### STATED TASK
Select the lines below containing the word "title".

### RECORDS SUPPLIED ###

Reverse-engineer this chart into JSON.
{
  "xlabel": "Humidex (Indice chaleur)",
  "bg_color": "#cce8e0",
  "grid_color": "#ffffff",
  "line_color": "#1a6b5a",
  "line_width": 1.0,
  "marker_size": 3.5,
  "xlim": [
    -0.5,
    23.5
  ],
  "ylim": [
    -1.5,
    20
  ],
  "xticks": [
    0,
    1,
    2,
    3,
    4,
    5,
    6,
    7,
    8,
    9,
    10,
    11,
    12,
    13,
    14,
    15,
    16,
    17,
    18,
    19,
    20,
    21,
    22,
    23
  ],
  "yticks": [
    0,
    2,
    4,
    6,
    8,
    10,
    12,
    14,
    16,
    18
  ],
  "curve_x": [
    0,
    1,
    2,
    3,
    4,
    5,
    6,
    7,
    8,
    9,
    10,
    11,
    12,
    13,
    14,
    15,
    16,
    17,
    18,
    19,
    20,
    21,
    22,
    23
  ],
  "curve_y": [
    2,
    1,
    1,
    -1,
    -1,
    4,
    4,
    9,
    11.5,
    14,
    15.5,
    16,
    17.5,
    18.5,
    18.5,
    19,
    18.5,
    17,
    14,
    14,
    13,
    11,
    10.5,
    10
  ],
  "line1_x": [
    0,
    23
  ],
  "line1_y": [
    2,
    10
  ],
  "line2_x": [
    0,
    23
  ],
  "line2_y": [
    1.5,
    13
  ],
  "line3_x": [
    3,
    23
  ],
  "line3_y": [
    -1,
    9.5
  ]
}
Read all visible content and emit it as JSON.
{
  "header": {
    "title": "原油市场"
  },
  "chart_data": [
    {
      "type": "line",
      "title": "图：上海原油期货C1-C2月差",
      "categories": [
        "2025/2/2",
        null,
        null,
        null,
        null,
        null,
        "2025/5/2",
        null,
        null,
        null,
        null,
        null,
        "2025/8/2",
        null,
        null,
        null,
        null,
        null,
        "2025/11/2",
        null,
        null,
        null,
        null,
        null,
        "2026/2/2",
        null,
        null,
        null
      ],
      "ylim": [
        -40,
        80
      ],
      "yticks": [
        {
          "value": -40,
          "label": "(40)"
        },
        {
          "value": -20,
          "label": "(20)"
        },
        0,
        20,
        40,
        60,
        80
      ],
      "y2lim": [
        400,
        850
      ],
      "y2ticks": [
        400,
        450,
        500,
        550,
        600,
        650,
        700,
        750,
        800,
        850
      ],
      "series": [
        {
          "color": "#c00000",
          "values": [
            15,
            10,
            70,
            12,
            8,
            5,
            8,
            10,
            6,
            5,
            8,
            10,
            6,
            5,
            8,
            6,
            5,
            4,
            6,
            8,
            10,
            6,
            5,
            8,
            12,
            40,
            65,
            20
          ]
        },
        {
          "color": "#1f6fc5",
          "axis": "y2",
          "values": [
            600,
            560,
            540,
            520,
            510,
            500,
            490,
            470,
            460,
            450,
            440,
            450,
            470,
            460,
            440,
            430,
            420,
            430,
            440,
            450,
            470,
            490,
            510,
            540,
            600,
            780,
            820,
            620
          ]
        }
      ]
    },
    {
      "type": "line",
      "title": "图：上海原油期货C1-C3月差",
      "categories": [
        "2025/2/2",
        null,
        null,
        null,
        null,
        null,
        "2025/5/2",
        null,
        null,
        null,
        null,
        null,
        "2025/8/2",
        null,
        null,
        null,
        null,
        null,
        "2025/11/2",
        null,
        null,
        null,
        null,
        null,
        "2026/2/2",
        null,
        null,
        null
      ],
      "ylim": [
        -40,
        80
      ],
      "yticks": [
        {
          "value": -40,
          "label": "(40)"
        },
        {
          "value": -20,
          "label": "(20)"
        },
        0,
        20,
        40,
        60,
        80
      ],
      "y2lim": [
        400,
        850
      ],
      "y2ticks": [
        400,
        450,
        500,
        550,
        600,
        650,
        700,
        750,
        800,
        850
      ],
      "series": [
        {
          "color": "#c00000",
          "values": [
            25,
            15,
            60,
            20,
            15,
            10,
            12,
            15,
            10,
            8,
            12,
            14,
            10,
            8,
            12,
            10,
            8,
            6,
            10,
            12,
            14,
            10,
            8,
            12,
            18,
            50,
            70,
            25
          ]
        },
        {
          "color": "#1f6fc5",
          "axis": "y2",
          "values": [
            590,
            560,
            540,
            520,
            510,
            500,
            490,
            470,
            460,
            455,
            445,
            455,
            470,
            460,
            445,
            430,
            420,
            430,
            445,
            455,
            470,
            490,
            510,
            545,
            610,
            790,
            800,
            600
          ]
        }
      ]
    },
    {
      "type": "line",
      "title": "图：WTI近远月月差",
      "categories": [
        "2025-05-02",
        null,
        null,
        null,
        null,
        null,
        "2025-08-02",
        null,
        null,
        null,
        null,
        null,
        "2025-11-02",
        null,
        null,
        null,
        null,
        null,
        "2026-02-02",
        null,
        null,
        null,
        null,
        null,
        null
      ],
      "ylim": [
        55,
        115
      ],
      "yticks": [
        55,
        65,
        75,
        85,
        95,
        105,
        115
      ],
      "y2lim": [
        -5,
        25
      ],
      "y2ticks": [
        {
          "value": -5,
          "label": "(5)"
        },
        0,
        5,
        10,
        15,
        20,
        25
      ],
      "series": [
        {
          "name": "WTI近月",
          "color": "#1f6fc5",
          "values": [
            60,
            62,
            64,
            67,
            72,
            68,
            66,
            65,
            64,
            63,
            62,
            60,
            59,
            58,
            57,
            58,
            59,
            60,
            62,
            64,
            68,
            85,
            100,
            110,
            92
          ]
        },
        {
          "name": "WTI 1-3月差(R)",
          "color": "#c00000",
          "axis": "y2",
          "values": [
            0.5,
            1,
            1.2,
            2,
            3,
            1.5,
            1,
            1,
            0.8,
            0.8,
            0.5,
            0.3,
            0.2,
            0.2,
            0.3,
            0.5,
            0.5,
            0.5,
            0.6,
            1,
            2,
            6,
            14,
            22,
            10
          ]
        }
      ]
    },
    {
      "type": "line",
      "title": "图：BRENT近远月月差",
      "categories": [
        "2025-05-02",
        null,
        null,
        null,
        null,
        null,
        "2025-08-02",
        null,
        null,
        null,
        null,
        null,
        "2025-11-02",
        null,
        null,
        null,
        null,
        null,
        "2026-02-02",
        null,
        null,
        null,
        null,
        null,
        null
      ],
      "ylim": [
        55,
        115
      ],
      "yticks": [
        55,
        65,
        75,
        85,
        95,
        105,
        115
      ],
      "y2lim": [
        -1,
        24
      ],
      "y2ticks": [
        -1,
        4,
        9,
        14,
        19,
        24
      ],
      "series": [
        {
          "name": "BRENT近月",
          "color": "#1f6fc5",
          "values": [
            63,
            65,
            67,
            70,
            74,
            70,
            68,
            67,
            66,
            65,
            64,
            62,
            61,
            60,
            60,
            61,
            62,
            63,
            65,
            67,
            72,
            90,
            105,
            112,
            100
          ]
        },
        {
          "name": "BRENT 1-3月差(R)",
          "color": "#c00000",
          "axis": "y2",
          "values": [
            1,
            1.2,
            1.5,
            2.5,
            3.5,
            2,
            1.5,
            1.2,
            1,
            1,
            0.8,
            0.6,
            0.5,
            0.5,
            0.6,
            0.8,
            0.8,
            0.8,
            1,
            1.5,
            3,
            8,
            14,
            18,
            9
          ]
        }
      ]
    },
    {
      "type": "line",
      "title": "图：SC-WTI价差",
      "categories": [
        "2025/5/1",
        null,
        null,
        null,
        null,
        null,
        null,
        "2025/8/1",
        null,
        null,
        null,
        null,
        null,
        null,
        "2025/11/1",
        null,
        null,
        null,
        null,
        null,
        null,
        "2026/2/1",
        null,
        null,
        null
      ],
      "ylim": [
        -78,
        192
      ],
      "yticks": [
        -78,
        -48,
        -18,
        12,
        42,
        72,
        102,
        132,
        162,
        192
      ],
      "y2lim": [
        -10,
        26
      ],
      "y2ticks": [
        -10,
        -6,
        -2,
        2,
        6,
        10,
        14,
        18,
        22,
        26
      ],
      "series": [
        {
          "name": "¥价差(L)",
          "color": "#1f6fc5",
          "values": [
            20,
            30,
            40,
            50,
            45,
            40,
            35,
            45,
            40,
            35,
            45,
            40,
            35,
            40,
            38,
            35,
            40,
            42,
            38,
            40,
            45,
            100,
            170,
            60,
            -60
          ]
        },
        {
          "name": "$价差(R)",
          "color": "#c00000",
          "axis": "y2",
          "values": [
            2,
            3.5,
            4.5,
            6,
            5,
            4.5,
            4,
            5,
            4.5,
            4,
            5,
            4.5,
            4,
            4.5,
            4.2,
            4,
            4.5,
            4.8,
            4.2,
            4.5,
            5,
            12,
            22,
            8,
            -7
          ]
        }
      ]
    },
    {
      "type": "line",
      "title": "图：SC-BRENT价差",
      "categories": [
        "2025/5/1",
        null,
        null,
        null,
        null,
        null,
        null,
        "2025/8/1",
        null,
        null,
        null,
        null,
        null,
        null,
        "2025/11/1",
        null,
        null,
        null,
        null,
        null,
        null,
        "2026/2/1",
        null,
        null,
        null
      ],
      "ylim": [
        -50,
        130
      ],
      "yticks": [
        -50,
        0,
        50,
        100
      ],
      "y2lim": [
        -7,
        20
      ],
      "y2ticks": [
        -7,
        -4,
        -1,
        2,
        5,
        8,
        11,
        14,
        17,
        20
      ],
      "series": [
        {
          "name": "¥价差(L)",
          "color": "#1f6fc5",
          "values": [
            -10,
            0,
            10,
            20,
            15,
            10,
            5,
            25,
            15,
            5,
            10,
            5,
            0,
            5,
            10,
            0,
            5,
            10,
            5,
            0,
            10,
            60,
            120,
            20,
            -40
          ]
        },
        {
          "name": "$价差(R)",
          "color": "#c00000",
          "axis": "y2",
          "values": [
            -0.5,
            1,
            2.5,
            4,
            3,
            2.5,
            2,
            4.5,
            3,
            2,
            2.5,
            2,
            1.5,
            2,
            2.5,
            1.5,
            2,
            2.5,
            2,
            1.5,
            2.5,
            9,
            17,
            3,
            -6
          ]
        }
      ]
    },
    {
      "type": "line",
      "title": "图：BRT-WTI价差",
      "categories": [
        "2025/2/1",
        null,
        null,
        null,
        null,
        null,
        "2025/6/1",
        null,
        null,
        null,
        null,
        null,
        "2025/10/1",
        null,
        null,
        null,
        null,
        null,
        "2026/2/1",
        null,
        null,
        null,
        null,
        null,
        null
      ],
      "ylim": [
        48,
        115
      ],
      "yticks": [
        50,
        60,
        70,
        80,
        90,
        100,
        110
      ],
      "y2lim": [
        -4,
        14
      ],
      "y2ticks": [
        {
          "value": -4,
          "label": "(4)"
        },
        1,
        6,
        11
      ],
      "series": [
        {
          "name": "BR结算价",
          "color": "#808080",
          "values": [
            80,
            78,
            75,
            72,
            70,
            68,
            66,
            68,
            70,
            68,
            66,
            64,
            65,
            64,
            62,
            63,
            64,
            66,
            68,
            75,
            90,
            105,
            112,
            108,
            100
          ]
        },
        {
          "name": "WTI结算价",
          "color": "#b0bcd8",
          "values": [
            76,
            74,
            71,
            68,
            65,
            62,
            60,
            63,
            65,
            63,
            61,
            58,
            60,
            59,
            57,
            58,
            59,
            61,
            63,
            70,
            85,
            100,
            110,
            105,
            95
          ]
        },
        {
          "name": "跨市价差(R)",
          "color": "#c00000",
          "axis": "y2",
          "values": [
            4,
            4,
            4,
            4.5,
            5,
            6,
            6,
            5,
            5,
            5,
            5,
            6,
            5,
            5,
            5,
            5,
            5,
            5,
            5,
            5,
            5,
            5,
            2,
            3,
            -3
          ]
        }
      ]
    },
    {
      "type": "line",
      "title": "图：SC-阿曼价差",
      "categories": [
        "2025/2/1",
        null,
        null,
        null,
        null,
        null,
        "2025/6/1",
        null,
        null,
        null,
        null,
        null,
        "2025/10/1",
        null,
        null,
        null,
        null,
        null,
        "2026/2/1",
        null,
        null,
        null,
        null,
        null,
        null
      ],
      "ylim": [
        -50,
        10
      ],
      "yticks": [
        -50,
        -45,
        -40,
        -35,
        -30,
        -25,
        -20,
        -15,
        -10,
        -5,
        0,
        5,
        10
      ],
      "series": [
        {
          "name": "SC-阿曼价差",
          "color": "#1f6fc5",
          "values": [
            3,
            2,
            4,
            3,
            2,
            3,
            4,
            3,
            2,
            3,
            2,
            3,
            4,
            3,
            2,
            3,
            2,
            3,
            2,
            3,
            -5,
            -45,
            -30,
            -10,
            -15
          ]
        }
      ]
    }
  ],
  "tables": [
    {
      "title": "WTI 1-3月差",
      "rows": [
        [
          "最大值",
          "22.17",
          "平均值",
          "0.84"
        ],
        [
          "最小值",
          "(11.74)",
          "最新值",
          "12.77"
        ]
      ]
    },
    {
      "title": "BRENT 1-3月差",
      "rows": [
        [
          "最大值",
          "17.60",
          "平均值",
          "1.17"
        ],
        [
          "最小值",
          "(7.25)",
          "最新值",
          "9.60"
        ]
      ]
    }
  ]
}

###

### TASK SOLUTION
    "title": "原油市场"
      "title": "图：上海原油期货C1-C2月差",
      "title": "图：上海原油期货C1-C3月差",
      "title": "图：WTI近远月月差",
      "title": "图：BRENT近远月月差",
      "title": "图：SC-WTI价差",
      "title": "图：SC-BRENT价差",
      "title": "图：BRT-WTI价差",
      "title": "图：SC-阿曼价差",
      "title": "WTI 1-3月差",
      "title": "BRENT 1-3月差",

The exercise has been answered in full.